◆ Exercise goal
Below is a block of records; reproduce all of them exactly and leave out any pictures.

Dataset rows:
↓

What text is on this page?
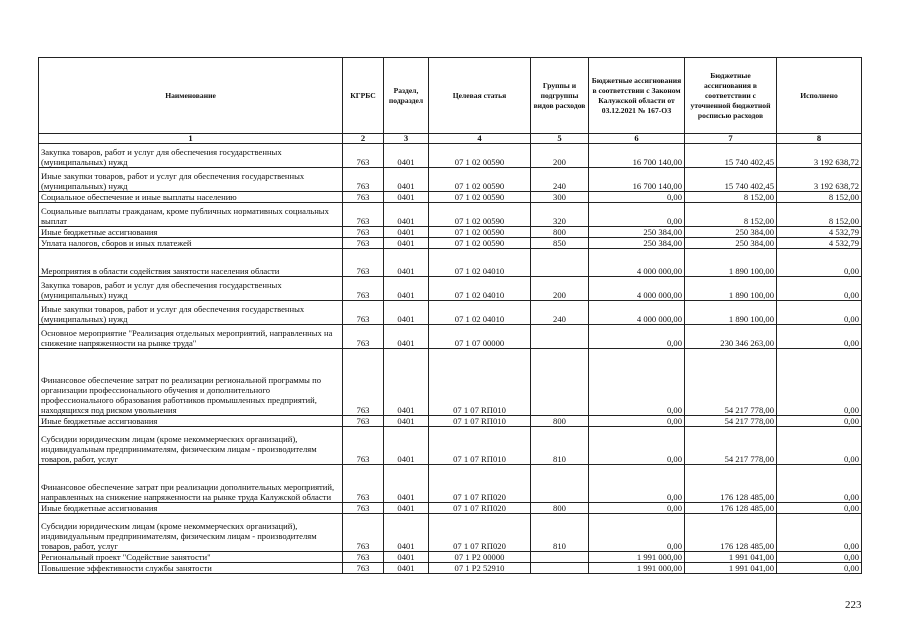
Наименование	КГРБС	Раздел, подраздел	Целевая статья	Группы и подгруппы видов расходов	Бюджетные ассигнования в соответствии с Законом Калужской области от 03.12.2021 № 167-ОЗ	Бюджетные ассигнования в соответствии с уточненной бюджетной росписью расходов	Исполнено
1	2	3	4	5	6	7	8
Закупка товаров, работ и услуг для обеспечения государственных (муниципальных) нужд	763	0401	07 1 02 00590	200	16 700 140,00	15 740 402,45	3 192 638,72
Иные закупки товаров, работ и услуг для обеспечения государственных (муниципальных) нужд	763	0401	07 1 02 00590	240	16 700 140,00	15 740 402,45	3 192 638,72
Социальное обеспечение и иные выплаты населению	763	0401	07 1 02 00590	300	0,00	8 152,00	8 152,00
Социальные выплаты гражданам, кроме публичных нормативных социальных выплат	763	0401	07 1 02 00590	320	0,00	8 152,00	8 152,00
Иные бюджетные ассигнования	763	0401	07 1 02 00590	800	250 384,00	250 384,00	4 532,79
Уплата налогов, сборов и иных платежей	763	0401	07 1 02 00590	850	250 384,00	250 384,00	4 532,79
Мероприятия в области содействия занятости населения области	763	0401	07 1 02 04010		4 000 000,00	1 890 100,00	0,00
Закупка товаров, работ и услуг для обеспечения государственных (муниципальных) нужд	763	0401	07 1 02 04010	200	4 000 000,00	1 890 100,00	0,00
Иные закупки товаров, работ и услуг для обеспечения государственных (муниципальных) нужд	763	0401	07 1 02 04010	240	4 000 000,00	1 890 100,00	0,00
Основное мероприятие "Реализация отдельных мероприятий, направленных на снижение напряженности на рынке труда"	763	0401	07 1 07 00000		0,00	230 346 263,00	0,00
Финансовое обеспечение затрат по реализации региональной программы по организации профессионального обучения и дополнительного профессионального образования работников промышленных предприятий, находящихся под риском увольнения	763	0401	07 1 07 RП010		0,00	54 217 778,00	0,00
Иные бюджетные ассигнования	763	0401	07 1 07 RП010	800	0,00	54 217 778,00	0,00
Субсидии юридическим лицам (кроме некоммерческих организаций), индивидуальным предпринимателям, физическим лицам - производителям товаров, работ, услуг	763	0401	07 1 07 RП010	810	0,00	54 217 778,00	0,00
Финансовое обеспечение затрат при реализации дополнительных мероприятий, направленных на снижение напряженности на рынке труда Калужской области	763	0401	07 1 07 RП020		0,00	176 128 485,00	0,00
Иные бюджетные ассигнования	763	0401	07 1 07 RП020	800	0,00	176 128 485,00	0,00
Субсидии юридическим лицам (кроме некоммерческих организаций), индивидуальным предпринимателям, физическим лицам - производителям товаров, работ, услуг	763	0401	07 1 07 RП020	810	0,00	176 128 485,00	0,00
Региональный проект "Содействие занятости"	763	0401	07 1 P2 00000		1 991 000,00	1 991 041,00	0,00
Повышение эффективности службы занятости	763	0401	07 1 P2 52910		1 991 000,00	1 991 041,00	0,00
223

↑

◆ Exercise solution
What text is on this page?
Наименование	КГРБС	Раздел, подраздел	Целевая статья	Группы и подгруппы видов расходов	Бюджетные ассигнования в соответствии с Законом Калужской области от 03.12.2021 № 167-ОЗ	Бюджетные ассигнования в соответствии с уточненной бюджетной росписью расходов	Исполнено
1	2	3	4	5	6	7	8
Закупка товаров, работ и услуг для обеспечения государственных (муниципальных) нужд	763	0401	07 1 02 00590	200	16 700 140,00	15 740 402,45	3 192 638,72
Иные закупки товаров, работ и услуг для обеспечения государственных (муниципальных) нужд	763	0401	07 1 02 00590	240	16 700 140,00	15 740 402,45	3 192 638,72
Социальное обеспечение и иные выплаты населению	763	0401	07 1 02 00590	300	0,00	8 152,00	8 152,00
Социальные выплаты гражданам, кроме публичных нормативных социальных выплат	763	0401	07 1 02 00590	320	0,00	8 152,00	8 152,00
Иные бюджетные ассигнования	763	0401	07 1 02 00590	800	250 384,00	250 384,00	4 532,79
Уплата налогов, сборов и иных платежей	763	0401	07 1 02 00590	850	250 384,00	250 384,00	4 532,79
Мероприятия в области содействия занятости населения области	763	0401	07 1 02 04010		4 000 000,00	1 890 100,00	0,00
Закупка товаров, работ и услуг для обеспечения государственных (муниципальных) нужд	763	0401	07 1 02 04010	200	4 000 000,00	1 890 100,00	0,00
Иные закупки товаров, работ и услуг для обеспечения государственных (муниципальных) нужд	763	0401	07 1 02 04010	240	4 000 000,00	1 890 100,00	0,00
Основное мероприятие "Реализация отдельных мероприятий, направленных на снижение напряженности на рынке труда"	763	0401	07 1 07 00000		0,00	230 346 263,00	0,00
Финансовое обеспечение затрат по реализации региональной программы по организации профессионального обучения и дополнительного профессионального образования работников промышленных предприятий, находящихся под риском увольнения	763	0401	07 1 07 RП010		0,00	54 217 778,00	0,00
Иные бюджетные ассигнования	763	0401	07 1 07 RП010	800	0,00	54 217 778,00	0,00
Субсидии юридическим лицам (кроме некоммерческих организаций), индивидуальным предпринимателям, физическим лицам - производителям товаров, работ, услуг	763	0401	07 1 07 RП010	810	0,00	54 217 778,00	0,00
Финансовое обеспечение затрат при реализации дополнительных мероприятий, направленных на снижение напряженности на рынке труда Калужской области	763	0401	07 1 07 RП020		0,00	176 128 485,00	0,00
Иные бюджетные ассигнования	763	0401	07 1 07 RП020	800	0,00	176 128 485,00	0,00
Субсидии юридическим лицам (кроме некоммерческих организаций), индивидуальным предпринимателям, физическим лицам - производителям товаров, работ, услуг	763	0401	07 1 07 RП020	810	0,00	176 128 485,00	0,00
Региональный проект "Содействие занятости"	763	0401	07 1 P2 00000		1 991 000,00	1 991 041,00	0,00
Повышение эффективности службы занятости	763	0401	07 1 P2 52910		1 991 000,00	1 991 041,00	0,00
223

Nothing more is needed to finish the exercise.